# Directions for this task:
Find the string "الإسناد" and gather every line that holds it.

# Input material:
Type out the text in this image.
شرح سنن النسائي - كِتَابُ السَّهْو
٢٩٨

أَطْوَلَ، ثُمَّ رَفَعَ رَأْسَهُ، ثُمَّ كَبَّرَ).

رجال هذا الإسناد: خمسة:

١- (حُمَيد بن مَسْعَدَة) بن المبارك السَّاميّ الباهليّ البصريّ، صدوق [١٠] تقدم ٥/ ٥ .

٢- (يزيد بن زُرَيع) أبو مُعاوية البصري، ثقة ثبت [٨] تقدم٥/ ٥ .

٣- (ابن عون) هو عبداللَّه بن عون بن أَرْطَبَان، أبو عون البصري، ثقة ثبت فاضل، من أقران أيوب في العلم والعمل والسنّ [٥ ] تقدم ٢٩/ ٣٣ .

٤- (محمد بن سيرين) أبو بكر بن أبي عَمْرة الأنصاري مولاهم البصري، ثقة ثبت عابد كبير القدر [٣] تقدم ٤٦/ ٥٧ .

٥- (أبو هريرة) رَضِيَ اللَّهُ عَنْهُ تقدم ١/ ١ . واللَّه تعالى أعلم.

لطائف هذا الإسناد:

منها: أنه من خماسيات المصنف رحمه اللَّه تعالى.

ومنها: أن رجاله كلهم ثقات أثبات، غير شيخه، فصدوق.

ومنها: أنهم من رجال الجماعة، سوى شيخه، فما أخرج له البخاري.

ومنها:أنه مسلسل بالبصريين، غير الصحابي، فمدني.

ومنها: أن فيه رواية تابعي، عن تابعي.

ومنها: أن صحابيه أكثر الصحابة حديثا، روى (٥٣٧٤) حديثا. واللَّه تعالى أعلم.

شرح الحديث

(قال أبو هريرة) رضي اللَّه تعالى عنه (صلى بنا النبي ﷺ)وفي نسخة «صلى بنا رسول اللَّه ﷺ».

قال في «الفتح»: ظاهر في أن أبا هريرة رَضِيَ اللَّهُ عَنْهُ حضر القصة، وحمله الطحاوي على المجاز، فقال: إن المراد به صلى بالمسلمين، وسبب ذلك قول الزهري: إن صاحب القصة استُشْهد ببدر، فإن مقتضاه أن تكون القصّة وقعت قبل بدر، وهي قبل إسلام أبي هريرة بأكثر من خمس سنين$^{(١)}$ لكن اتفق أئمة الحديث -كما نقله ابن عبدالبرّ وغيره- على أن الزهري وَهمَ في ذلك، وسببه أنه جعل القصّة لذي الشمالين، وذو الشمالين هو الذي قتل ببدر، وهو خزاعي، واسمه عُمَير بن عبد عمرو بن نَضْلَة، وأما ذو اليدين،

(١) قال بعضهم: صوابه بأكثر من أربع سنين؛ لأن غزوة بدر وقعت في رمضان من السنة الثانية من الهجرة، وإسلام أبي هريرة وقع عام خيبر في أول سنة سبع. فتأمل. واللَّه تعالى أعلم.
==
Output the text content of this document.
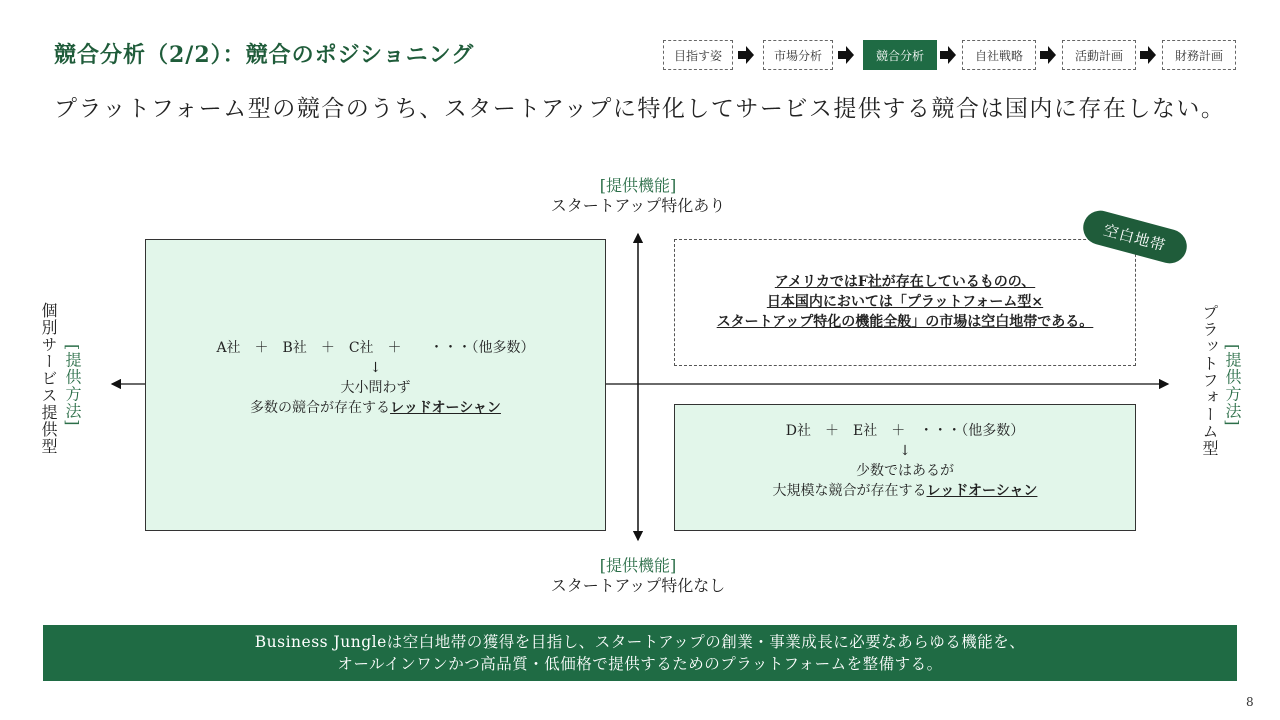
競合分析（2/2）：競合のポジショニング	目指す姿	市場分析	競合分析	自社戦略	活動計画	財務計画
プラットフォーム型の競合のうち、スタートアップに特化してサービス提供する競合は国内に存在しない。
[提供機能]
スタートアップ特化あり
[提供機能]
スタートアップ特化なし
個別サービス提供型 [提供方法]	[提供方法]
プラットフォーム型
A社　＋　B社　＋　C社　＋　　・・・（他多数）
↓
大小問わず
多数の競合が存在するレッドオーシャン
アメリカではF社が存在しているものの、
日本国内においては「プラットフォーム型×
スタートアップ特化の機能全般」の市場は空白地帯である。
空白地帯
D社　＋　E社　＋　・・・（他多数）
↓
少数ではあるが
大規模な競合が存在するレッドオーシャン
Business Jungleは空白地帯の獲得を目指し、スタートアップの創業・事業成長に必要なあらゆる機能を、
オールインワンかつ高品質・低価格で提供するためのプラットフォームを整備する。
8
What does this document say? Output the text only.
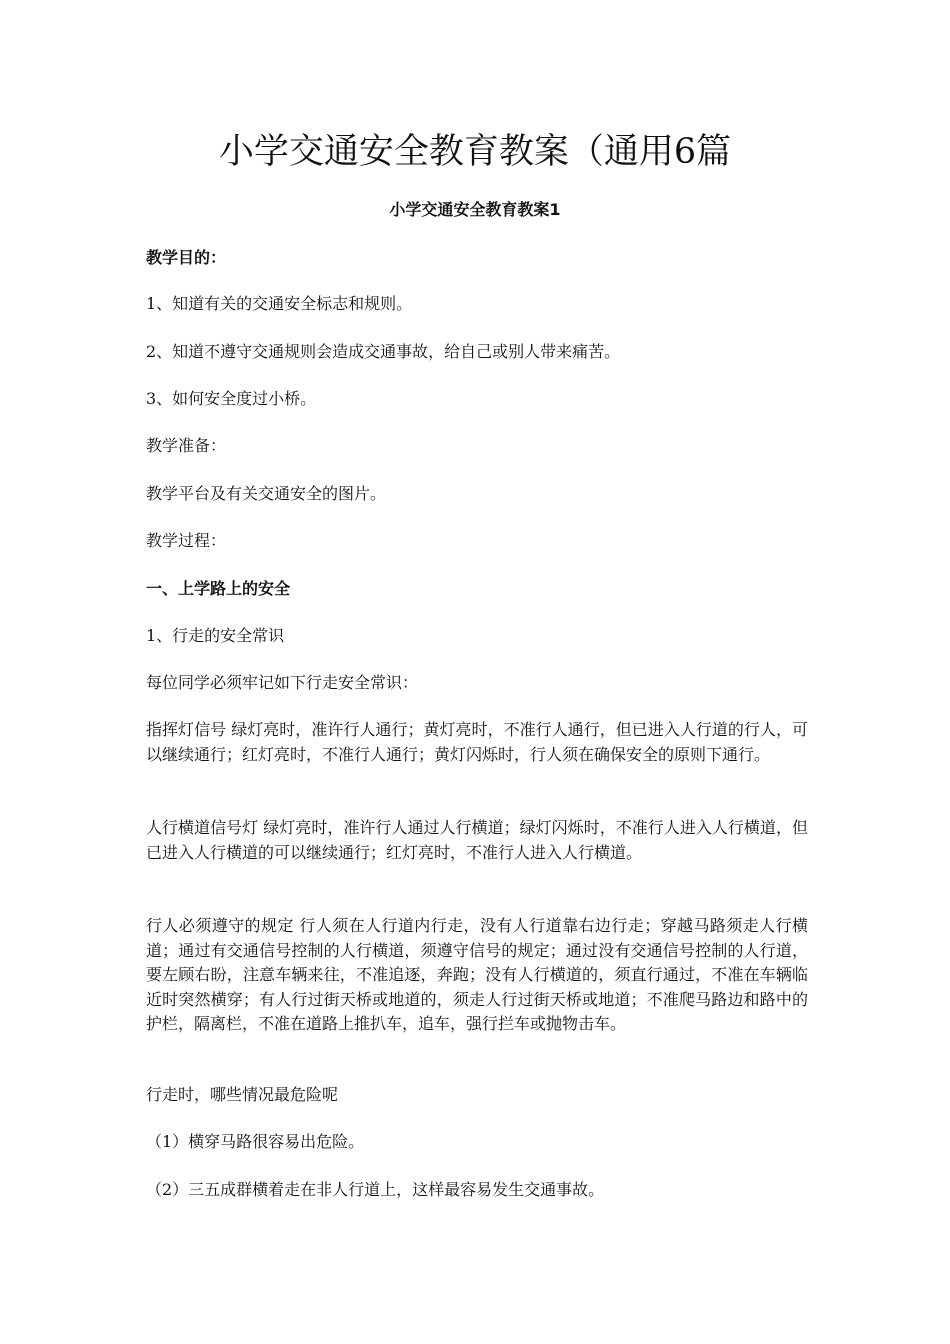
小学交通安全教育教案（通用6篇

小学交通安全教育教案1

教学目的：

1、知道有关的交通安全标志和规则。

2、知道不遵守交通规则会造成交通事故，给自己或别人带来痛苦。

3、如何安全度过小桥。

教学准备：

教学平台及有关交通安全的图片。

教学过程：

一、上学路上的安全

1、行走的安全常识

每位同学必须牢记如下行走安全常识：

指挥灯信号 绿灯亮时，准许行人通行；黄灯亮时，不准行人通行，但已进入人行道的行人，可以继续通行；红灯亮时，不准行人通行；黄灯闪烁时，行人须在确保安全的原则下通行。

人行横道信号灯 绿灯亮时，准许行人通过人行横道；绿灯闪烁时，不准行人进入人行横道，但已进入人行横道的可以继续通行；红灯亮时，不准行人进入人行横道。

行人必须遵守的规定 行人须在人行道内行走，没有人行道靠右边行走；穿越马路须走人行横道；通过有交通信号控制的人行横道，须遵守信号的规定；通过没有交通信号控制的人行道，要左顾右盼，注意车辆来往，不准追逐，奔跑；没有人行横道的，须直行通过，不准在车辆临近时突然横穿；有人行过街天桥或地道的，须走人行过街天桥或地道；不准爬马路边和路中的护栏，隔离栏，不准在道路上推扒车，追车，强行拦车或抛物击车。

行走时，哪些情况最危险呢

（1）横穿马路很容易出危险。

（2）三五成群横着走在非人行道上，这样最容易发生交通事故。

# Exercise answer:
رجال هذا الإسناد: خمسة:
لطائف هذا الإسناد:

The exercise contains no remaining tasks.